Search the listing below for "River". Copy each matching line.

*****

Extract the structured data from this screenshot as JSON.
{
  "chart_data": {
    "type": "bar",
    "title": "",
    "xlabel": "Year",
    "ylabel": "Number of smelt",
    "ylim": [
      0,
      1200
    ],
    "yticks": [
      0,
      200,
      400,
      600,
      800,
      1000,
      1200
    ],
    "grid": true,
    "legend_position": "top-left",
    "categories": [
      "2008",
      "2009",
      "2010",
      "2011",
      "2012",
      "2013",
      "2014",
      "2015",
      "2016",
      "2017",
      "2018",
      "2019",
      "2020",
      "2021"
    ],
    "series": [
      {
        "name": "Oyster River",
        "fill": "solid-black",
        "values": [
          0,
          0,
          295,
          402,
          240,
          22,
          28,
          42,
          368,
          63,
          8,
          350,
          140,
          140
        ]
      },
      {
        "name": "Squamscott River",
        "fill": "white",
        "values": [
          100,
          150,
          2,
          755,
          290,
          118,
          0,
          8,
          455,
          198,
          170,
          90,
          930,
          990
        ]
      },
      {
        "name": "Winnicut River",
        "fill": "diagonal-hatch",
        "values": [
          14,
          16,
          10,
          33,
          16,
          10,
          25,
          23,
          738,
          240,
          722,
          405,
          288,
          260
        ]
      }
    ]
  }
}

*****

◆ **Reply**
        "name": "Oyster River",
        "name": "Squamscott River",
        "name": "Winnicut River",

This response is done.